◆ **Aim**
From the entries below, copy every line holding the word "Textural".

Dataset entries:
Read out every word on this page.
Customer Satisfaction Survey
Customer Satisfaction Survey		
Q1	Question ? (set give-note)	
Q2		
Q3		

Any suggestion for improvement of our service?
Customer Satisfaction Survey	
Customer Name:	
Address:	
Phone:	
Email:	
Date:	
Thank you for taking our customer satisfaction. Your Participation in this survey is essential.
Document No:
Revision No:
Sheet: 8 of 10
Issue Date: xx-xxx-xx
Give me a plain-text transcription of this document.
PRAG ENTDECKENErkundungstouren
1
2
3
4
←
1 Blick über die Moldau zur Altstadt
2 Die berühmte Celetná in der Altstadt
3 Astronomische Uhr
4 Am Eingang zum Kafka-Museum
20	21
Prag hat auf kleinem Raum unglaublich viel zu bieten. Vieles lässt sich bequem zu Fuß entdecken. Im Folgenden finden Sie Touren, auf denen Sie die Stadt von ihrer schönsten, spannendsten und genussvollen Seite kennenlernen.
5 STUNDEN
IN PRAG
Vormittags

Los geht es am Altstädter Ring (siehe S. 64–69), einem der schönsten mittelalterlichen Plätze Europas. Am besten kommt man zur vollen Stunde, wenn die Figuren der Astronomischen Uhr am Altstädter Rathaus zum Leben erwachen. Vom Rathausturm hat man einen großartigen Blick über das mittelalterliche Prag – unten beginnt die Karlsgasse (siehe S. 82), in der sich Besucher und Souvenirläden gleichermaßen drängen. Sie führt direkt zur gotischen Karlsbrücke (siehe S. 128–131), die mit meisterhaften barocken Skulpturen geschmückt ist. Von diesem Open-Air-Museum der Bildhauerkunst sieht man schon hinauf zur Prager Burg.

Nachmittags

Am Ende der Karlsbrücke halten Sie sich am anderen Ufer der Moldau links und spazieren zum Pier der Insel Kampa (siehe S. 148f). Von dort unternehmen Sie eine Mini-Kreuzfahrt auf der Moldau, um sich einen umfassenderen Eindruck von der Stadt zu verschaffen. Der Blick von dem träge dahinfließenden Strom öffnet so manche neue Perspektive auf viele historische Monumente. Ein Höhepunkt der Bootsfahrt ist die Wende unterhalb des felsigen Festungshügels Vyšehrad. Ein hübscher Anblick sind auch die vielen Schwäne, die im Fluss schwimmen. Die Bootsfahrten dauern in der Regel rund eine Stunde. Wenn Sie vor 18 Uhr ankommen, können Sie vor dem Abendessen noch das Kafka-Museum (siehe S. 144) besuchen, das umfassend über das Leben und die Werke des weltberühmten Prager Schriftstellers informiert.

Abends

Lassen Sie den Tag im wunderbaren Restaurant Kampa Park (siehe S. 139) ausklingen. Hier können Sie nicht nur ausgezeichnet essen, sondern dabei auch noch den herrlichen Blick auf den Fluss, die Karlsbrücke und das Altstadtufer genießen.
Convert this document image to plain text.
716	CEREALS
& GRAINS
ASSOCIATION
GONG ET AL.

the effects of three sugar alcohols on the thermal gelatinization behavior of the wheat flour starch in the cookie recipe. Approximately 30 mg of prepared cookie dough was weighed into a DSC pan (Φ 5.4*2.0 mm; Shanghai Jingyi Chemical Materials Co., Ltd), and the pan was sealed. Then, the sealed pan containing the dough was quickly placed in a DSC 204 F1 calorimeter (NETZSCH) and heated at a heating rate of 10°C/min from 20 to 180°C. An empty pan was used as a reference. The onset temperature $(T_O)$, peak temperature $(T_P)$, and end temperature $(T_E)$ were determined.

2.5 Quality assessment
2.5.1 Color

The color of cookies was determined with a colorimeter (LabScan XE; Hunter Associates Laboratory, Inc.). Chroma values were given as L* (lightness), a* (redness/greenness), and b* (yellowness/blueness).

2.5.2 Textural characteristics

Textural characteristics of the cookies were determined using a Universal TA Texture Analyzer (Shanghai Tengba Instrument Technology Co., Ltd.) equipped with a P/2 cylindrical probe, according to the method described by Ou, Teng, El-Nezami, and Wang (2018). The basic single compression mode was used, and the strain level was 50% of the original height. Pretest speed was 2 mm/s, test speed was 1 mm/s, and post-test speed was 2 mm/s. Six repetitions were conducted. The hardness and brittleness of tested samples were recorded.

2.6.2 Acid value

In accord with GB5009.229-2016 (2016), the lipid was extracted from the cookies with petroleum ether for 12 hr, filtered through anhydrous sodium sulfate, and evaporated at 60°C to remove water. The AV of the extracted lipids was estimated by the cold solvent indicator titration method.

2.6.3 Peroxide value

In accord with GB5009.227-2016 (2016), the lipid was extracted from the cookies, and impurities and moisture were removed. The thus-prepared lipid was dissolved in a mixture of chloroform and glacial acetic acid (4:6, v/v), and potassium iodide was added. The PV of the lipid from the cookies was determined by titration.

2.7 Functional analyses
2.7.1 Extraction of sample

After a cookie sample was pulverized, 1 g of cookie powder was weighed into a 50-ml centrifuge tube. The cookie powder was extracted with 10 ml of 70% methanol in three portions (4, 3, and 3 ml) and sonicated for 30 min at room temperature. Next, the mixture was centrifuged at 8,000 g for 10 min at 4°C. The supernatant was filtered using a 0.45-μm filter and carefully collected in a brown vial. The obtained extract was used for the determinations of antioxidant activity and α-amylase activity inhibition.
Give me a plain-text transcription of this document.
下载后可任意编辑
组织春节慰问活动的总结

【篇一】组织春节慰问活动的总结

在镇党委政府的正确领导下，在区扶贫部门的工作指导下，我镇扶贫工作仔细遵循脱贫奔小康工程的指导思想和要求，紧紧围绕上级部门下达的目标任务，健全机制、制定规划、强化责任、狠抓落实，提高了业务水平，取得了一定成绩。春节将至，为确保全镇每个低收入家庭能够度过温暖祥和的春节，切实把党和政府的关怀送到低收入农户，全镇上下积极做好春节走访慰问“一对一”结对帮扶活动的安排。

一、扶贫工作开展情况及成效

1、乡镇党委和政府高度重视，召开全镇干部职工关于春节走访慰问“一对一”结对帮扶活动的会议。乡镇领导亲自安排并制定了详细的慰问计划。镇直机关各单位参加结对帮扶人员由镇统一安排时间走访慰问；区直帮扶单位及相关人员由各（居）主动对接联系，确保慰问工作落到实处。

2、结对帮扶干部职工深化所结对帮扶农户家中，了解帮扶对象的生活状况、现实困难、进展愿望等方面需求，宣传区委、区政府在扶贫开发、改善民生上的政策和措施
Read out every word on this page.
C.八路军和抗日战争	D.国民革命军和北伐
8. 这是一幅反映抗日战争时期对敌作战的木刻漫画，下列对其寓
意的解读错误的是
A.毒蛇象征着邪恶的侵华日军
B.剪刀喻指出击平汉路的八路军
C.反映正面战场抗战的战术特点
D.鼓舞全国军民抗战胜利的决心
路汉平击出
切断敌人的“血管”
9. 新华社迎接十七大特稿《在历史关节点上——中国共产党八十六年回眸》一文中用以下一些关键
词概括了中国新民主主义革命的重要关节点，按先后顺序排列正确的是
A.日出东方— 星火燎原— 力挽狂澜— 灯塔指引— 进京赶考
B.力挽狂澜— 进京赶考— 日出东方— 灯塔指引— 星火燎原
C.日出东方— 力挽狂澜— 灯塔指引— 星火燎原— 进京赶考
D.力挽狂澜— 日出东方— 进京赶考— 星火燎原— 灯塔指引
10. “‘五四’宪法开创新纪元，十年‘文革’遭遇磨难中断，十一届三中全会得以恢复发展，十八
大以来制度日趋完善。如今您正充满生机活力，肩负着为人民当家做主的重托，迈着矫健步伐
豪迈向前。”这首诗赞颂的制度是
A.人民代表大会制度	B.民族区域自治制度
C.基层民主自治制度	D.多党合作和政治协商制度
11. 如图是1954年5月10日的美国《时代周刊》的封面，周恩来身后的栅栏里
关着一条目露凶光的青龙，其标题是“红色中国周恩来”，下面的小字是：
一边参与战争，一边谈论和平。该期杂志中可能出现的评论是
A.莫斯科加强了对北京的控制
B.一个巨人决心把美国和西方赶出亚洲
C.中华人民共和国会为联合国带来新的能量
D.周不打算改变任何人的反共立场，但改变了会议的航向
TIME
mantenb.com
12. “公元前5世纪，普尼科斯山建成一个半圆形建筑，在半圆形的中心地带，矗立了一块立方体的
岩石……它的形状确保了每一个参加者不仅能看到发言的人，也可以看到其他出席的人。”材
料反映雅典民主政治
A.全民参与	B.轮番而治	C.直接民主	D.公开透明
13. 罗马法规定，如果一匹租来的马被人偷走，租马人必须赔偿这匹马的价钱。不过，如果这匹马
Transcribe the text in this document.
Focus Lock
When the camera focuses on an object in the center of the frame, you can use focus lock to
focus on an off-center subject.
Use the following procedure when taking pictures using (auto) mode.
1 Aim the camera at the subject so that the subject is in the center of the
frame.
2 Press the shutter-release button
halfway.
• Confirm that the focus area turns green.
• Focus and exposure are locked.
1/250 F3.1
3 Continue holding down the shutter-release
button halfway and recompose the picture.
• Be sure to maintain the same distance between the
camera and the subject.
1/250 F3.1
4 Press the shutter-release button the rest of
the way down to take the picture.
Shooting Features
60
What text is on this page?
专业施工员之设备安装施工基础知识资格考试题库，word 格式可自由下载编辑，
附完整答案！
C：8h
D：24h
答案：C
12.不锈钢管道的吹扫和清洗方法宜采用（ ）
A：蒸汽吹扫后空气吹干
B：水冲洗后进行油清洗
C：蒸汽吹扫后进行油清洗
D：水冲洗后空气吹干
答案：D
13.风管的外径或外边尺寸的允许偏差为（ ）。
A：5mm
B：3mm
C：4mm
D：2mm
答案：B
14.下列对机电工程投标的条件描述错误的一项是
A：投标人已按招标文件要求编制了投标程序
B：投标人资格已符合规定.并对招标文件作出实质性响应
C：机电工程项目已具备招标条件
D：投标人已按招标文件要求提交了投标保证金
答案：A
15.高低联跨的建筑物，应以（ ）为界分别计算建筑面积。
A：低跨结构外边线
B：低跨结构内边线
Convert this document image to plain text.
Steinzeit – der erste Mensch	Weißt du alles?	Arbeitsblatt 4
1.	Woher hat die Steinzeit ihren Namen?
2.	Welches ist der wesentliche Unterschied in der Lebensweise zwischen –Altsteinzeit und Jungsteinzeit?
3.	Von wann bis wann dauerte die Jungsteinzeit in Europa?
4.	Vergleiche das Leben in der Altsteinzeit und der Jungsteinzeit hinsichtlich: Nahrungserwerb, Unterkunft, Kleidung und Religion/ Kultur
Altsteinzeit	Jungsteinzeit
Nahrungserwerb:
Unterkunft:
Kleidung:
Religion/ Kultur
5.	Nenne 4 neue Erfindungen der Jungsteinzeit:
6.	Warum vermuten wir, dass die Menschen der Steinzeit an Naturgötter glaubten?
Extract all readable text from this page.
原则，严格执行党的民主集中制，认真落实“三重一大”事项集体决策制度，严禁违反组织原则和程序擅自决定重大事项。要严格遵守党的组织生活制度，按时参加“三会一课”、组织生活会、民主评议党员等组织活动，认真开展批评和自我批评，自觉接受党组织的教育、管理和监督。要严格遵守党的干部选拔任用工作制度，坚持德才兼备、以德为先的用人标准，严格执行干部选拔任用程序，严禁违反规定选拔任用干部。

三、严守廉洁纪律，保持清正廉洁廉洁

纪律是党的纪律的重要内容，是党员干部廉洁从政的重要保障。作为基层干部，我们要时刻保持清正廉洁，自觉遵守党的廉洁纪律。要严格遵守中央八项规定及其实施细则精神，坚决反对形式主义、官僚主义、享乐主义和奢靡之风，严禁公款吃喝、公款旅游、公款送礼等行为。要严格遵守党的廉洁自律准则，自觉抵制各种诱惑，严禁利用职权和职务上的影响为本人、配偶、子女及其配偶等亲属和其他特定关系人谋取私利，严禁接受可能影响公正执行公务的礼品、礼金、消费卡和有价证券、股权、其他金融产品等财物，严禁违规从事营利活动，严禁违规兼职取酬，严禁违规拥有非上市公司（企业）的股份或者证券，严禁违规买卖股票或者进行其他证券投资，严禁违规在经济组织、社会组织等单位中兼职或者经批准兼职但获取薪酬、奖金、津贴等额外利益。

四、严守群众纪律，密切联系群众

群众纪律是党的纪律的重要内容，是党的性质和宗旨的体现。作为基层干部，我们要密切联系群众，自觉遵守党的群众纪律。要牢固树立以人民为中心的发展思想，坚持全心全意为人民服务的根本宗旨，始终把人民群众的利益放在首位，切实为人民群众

◆ **Solution for this exercise**
2.5.2 Textural characteristics
Textural characteristics of the cookies were determined using a Universal TA Texture Analyzer (Shanghai Tengba Instrument Technology Co., Ltd.) equipped with a P/2 cylindrical probe, according to the method described by Ou, Teng, El-Nezami, and Wang (2018). The basic single compression mode was used, and the strain level was 50% of the original height. Pretest speed was 2 mm/s, test speed was 1 mm/s, and post-test speed was 2 mm/s. Six repetitions were conducted. The hardness and brittleness of tested samples were recorded.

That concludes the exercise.